__TASK REQUIREMENTS__
Copy the listing verbatim, excluding any images found in it.
-=-=-
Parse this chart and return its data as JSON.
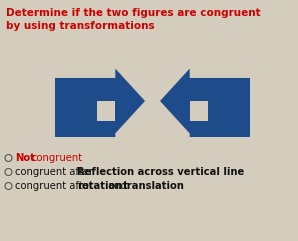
{
  "title_line1": "Determine if the two figures are congruent",
  "title_line2": "by using transformations",
  "title_color": "#cc0000",
  "title_fontsize": 7.5,
  "bg_color": "#d4ccbc",
  "shape_color": "#1e4b8a",
  "options_fontsize": 7.2,
  "radio_color": "#555555",
  "opt1_normal": "Not",
  "opt1_red": "congruent",
  "opt2_normal": "congruent after ",
  "opt2_bold": "Reflection across vertical line",
  "opt3_normal": "congruent after ",
  "opt3_bold1": "rotation",
  "opt3_and": " and ",
  "opt3_bold2": "translation"
}
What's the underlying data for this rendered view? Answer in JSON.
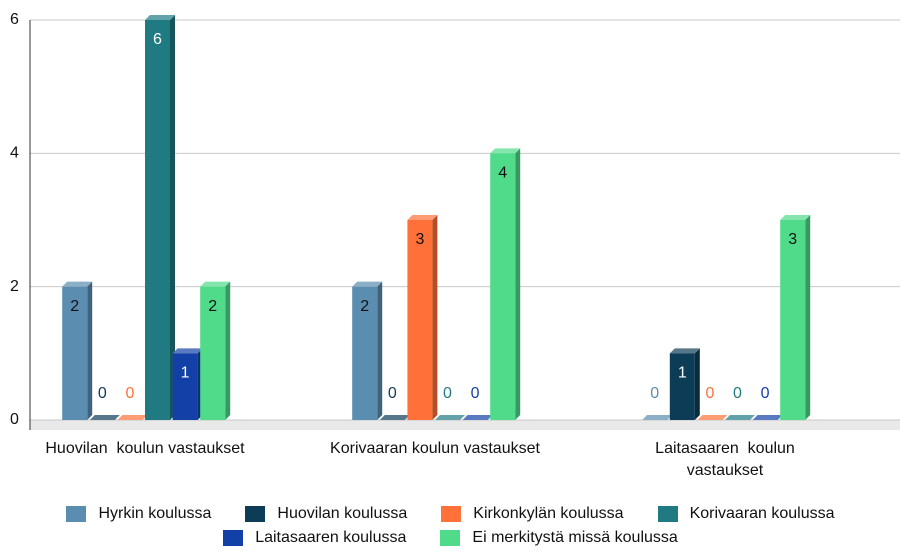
{
  "chart_data": {
    "type": "bar",
    "categories": [
      "Huovilan  koulun vastaukset",
      "Korivaaran koulun vastaukset",
      "Laitasaaren  koulun vastaukset"
    ],
    "series": [
      {
        "name": "Hyrkin koulussa",
        "color": "#5b8db0",
        "values": [
          2,
          2,
          0
        ]
      },
      {
        "name": "Huovilan koulussa",
        "color": "#0d3d56",
        "values": [
          0,
          0,
          1
        ]
      },
      {
        "name": "Kirkonkylän koulussa",
        "color": "#ff7139",
        "values": [
          0,
          3,
          0
        ]
      },
      {
        "name": "Korivaaran koulussa",
        "color": "#1f7a82",
        "values": [
          6,
          0,
          0
        ]
      },
      {
        "name": "Laitasaaren koulussa",
        "color": "#1240a6",
        "values": [
          1,
          0,
          0
        ]
      },
      {
        "name": "Ei merkitystä missä koulussa",
        "color": "#4fdb8a",
        "values": [
          2,
          4,
          3
        ]
      }
    ],
    "ylim": [
      0,
      6
    ],
    "yticks": [
      0,
      2,
      4,
      6
    ],
    "grid": true,
    "legend": "bottom"
  }
}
-=-=-
__RESULT OF THIS EXERCISE__
Parse this chart and return its data as JSON.
{
  "title_line1": "Determine if the two figures are congruent",
  "title_line2": "by using transformations",
  "title_color": "#cc0000",
  "title_fontsize": 7.5,
  "bg_color": "#d4ccbc",
  "shape_color": "#1e4b8a",
  "options_fontsize": 7.2,
  "radio_color": "#555555",
  "opt1_normal": "Not",
  "opt1_red": "congruent",
  "opt2_normal": "congruent after ",
  "opt2_bold": "Reflection across vertical line",
  "opt3_normal": "congruent after ",
  "opt3_bold1": "rotation",
  "opt3_and": " and ",
  "opt3_bold2": "translation"
}
What's the underlying data for this rendered view? Answer in JSON.
{
  "chart_data": {
    "type": "bar",
    "categories": [
      "Huovilan  koulun vastaukset",
      "Korivaaran koulun vastaukset",
      "Laitasaaren  koulun vastaukset"
    ],
    "series": [
      {
        "name": "Hyrkin koulussa",
        "color": "#5b8db0",
        "values": [
          2,
          2,
          0
        ]
      },
      {
        "name": "Huovilan koulussa",
        "color": "#0d3d56",
        "values": [
          0,
          0,
          1
        ]
      },
      {
        "name": "Kirkonkylän koulussa",
        "color": "#ff7139",
        "values": [
          0,
          3,
          0
        ]
      },
      {
        "name": "Korivaaran koulussa",
        "color": "#1f7a82",
        "values": [
          6,
          0,
          0
        ]
      },
      {
        "name": "Laitasaaren koulussa",
        "color": "#1240a6",
        "values": [
          1,
          0,
          0
        ]
      },
      {
        "name": "Ei merkitystä missä koulussa",
        "color": "#4fdb8a",
        "values": [
          2,
          4,
          3
        ]
      }
    ],
    "ylim": [
      0,
      6
    ],
    "yticks": [
      0,
      2,
      4,
      6
    ],
    "grid": true,
    "legend": "bottom"
  }
}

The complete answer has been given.